## Entries supplied

-- START --

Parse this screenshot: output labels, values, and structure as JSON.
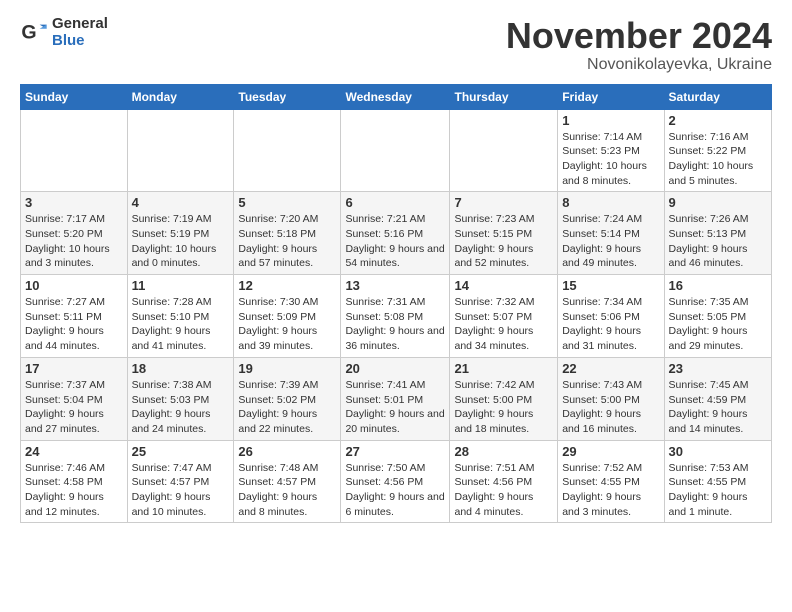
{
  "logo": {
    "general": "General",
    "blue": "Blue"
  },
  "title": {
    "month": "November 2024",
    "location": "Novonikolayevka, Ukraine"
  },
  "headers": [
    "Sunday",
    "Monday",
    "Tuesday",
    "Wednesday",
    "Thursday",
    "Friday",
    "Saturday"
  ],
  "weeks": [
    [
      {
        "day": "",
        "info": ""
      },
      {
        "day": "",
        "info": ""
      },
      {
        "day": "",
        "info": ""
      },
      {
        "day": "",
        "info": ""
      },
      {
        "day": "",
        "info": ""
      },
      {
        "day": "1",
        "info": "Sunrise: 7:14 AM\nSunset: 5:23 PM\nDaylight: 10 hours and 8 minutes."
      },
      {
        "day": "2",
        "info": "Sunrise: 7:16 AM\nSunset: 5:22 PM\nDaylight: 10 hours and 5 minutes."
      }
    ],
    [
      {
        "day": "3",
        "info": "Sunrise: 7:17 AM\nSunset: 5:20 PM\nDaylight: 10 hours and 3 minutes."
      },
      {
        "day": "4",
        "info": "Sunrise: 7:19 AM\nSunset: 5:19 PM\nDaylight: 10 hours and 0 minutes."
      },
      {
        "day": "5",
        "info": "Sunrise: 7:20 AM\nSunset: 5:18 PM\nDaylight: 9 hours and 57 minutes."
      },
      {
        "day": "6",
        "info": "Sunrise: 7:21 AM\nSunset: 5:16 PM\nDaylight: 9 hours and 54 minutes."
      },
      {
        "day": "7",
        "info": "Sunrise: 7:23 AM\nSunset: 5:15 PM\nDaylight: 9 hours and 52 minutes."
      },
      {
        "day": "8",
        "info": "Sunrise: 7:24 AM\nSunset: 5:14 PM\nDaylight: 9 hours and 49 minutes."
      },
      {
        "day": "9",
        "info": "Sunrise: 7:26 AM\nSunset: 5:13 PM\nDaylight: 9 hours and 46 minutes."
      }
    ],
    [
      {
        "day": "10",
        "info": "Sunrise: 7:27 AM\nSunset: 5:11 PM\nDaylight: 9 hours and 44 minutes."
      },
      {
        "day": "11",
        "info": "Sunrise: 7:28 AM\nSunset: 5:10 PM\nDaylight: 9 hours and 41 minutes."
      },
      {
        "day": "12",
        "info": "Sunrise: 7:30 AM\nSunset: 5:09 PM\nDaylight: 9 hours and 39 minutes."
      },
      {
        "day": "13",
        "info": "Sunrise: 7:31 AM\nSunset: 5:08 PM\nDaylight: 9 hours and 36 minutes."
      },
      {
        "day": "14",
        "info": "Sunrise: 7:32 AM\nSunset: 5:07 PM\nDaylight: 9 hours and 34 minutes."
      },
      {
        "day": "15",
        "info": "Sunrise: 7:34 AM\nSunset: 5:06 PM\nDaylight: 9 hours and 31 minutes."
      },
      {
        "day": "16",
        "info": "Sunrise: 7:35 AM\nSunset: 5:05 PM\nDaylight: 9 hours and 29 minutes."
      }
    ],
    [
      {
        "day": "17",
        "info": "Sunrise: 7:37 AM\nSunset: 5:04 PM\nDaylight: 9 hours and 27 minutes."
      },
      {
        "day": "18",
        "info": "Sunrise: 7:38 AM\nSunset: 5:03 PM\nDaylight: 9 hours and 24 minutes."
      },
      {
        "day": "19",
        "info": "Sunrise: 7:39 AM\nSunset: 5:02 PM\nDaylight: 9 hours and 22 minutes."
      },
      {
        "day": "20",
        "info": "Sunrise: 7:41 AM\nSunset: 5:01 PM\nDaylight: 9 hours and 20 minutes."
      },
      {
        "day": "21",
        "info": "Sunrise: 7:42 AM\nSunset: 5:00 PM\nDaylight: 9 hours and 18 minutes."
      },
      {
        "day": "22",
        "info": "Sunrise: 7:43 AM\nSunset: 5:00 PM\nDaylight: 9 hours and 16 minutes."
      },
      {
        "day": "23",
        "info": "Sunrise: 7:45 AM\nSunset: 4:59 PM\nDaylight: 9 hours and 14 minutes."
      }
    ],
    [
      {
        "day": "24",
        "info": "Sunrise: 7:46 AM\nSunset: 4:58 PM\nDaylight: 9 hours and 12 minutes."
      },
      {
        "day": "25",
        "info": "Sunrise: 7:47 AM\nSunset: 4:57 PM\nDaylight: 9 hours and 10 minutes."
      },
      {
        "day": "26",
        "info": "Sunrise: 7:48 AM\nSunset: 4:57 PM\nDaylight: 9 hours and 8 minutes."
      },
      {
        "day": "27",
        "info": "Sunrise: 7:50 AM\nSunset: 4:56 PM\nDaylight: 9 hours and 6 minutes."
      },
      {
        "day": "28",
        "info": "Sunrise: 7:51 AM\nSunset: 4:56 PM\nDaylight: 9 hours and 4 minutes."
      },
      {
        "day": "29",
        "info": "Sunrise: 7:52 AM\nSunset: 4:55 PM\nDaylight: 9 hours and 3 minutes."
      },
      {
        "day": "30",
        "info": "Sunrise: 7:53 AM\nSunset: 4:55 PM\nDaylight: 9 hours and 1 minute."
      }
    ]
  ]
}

-- END --

Return the listing above in full and without alteration, excluding its pictures.

## Worked solution
Parse this screenshot: output labels, values, and structure as JSON.
{
  "logo": {
    "general": "General",
    "blue": "Blue"
  },
  "title": {
    "month": "November 2024",
    "location": "Novonikolayevka, Ukraine"
  },
  "headers": [
    "Sunday",
    "Monday",
    "Tuesday",
    "Wednesday",
    "Thursday",
    "Friday",
    "Saturday"
  ],
  "weeks": [
    [
      {
        "day": "",
        "info": ""
      },
      {
        "day": "",
        "info": ""
      },
      {
        "day": "",
        "info": ""
      },
      {
        "day": "",
        "info": ""
      },
      {
        "day": "",
        "info": ""
      },
      {
        "day": "1",
        "info": "Sunrise: 7:14 AM\nSunset: 5:23 PM\nDaylight: 10 hours and 8 minutes."
      },
      {
        "day": "2",
        "info": "Sunrise: 7:16 AM\nSunset: 5:22 PM\nDaylight: 10 hours and 5 minutes."
      }
    ],
    [
      {
        "day": "3",
        "info": "Sunrise: 7:17 AM\nSunset: 5:20 PM\nDaylight: 10 hours and 3 minutes."
      },
      {
        "day": "4",
        "info": "Sunrise: 7:19 AM\nSunset: 5:19 PM\nDaylight: 10 hours and 0 minutes."
      },
      {
        "day": "5",
        "info": "Sunrise: 7:20 AM\nSunset: 5:18 PM\nDaylight: 9 hours and 57 minutes."
      },
      {
        "day": "6",
        "info": "Sunrise: 7:21 AM\nSunset: 5:16 PM\nDaylight: 9 hours and 54 minutes."
      },
      {
        "day": "7",
        "info": "Sunrise: 7:23 AM\nSunset: 5:15 PM\nDaylight: 9 hours and 52 minutes."
      },
      {
        "day": "8",
        "info": "Sunrise: 7:24 AM\nSunset: 5:14 PM\nDaylight: 9 hours and 49 minutes."
      },
      {
        "day": "9",
        "info": "Sunrise: 7:26 AM\nSunset: 5:13 PM\nDaylight: 9 hours and 46 minutes."
      }
    ],
    [
      {
        "day": "10",
        "info": "Sunrise: 7:27 AM\nSunset: 5:11 PM\nDaylight: 9 hours and 44 minutes."
      },
      {
        "day": "11",
        "info": "Sunrise: 7:28 AM\nSunset: 5:10 PM\nDaylight: 9 hours and 41 minutes."
      },
      {
        "day": "12",
        "info": "Sunrise: 7:30 AM\nSunset: 5:09 PM\nDaylight: 9 hours and 39 minutes."
      },
      {
        "day": "13",
        "info": "Sunrise: 7:31 AM\nSunset: 5:08 PM\nDaylight: 9 hours and 36 minutes."
      },
      {
        "day": "14",
        "info": "Sunrise: 7:32 AM\nSunset: 5:07 PM\nDaylight: 9 hours and 34 minutes."
      },
      {
        "day": "15",
        "info": "Sunrise: 7:34 AM\nSunset: 5:06 PM\nDaylight: 9 hours and 31 minutes."
      },
      {
        "day": "16",
        "info": "Sunrise: 7:35 AM\nSunset: 5:05 PM\nDaylight: 9 hours and 29 minutes."
      }
    ],
    [
      {
        "day": "17",
        "info": "Sunrise: 7:37 AM\nSunset: 5:04 PM\nDaylight: 9 hours and 27 minutes."
      },
      {
        "day": "18",
        "info": "Sunrise: 7:38 AM\nSunset: 5:03 PM\nDaylight: 9 hours and 24 minutes."
      },
      {
        "day": "19",
        "info": "Sunrise: 7:39 AM\nSunset: 5:02 PM\nDaylight: 9 hours and 22 minutes."
      },
      {
        "day": "20",
        "info": "Sunrise: 7:41 AM\nSunset: 5:01 PM\nDaylight: 9 hours and 20 minutes."
      },
      {
        "day": "21",
        "info": "Sunrise: 7:42 AM\nSunset: 5:00 PM\nDaylight: 9 hours and 18 minutes."
      },
      {
        "day": "22",
        "info": "Sunrise: 7:43 AM\nSunset: 5:00 PM\nDaylight: 9 hours and 16 minutes."
      },
      {
        "day": "23",
        "info": "Sunrise: 7:45 AM\nSunset: 4:59 PM\nDaylight: 9 hours and 14 minutes."
      }
    ],
    [
      {
        "day": "24",
        "info": "Sunrise: 7:46 AM\nSunset: 4:58 PM\nDaylight: 9 hours and 12 minutes."
      },
      {
        "day": "25",
        "info": "Sunrise: 7:47 AM\nSunset: 4:57 PM\nDaylight: 9 hours and 10 minutes."
      },
      {
        "day": "26",
        "info": "Sunrise: 7:48 AM\nSunset: 4:57 PM\nDaylight: 9 hours and 8 minutes."
      },
      {
        "day": "27",
        "info": "Sunrise: 7:50 AM\nSunset: 4:56 PM\nDaylight: 9 hours and 6 minutes."
      },
      {
        "day": "28",
        "info": "Sunrise: 7:51 AM\nSunset: 4:56 PM\nDaylight: 9 hours and 4 minutes."
      },
      {
        "day": "29",
        "info": "Sunrise: 7:52 AM\nSunset: 4:55 PM\nDaylight: 9 hours and 3 minutes."
      },
      {
        "day": "30",
        "info": "Sunrise: 7:53 AM\nSunset: 4:55 PM\nDaylight: 9 hours and 1 minute."
      }
    ]
  ]
}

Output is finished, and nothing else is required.